▶ _WHAT YOU SHOULD DO_: Lines containing the string "Woodmart" are to be counted; report the number and nothing more.

▶ _PROVIDED DATA_:
****

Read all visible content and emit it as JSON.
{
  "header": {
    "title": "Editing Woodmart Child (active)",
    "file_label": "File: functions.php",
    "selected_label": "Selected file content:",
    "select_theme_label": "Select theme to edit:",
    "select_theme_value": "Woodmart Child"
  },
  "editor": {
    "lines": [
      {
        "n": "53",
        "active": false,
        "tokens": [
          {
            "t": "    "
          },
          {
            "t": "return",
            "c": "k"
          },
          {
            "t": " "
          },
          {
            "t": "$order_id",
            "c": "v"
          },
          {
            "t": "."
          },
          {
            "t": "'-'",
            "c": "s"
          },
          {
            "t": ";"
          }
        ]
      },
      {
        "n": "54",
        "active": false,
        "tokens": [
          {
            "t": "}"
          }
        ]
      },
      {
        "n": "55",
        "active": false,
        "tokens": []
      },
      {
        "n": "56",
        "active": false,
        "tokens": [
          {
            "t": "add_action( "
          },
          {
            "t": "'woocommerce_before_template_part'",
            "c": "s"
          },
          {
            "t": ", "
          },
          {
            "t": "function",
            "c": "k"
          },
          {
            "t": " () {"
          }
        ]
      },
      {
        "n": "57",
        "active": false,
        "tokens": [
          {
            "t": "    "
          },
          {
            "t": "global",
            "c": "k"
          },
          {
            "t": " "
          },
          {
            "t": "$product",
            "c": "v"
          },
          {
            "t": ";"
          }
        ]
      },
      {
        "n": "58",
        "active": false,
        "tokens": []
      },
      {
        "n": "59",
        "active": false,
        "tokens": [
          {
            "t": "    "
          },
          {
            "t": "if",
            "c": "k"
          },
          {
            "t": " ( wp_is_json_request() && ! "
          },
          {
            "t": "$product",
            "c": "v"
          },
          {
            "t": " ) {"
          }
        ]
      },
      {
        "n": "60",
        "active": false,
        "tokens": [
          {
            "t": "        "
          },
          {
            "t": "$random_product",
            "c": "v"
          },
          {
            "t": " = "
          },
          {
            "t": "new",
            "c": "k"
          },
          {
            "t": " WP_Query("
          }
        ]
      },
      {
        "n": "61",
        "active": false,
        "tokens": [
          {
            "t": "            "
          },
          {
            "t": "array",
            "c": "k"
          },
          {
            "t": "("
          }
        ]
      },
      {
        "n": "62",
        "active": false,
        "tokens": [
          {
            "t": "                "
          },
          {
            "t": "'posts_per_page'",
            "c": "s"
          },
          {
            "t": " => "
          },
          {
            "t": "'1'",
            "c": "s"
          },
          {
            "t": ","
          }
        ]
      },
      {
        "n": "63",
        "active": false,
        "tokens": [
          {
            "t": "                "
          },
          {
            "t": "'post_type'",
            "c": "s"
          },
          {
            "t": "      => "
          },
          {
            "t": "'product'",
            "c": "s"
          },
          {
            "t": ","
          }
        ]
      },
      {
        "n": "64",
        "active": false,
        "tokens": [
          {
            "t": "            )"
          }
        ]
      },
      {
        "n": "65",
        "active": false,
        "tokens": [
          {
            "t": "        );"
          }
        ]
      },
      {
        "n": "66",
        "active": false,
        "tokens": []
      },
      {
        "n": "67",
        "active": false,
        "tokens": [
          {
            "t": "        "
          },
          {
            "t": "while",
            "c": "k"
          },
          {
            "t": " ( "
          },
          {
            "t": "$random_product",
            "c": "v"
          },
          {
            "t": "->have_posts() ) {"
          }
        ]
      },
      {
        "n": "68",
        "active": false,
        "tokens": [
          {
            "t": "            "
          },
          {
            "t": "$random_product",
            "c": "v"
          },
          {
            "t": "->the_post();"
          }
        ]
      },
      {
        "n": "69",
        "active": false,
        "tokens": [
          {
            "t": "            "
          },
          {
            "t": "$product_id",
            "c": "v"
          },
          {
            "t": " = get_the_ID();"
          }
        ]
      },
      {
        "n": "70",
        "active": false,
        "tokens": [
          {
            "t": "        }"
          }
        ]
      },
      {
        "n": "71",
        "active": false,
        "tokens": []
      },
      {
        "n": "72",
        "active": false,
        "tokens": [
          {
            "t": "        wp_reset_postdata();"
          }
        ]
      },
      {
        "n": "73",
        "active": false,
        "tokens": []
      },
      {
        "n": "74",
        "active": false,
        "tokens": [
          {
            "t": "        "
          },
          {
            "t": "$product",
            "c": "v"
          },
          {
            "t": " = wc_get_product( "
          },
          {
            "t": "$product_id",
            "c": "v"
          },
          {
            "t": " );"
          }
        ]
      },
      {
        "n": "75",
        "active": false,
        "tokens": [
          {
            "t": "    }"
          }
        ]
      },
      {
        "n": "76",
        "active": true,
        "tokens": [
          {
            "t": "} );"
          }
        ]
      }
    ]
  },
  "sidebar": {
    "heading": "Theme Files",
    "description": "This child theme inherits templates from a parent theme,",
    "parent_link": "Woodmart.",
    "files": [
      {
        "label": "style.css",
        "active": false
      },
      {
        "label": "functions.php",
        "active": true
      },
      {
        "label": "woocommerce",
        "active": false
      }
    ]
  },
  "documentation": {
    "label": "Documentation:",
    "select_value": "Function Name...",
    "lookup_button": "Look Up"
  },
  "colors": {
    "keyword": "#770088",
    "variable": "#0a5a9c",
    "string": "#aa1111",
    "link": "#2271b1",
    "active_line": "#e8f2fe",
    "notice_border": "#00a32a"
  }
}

****

▶ _THE OUTPUT_: 3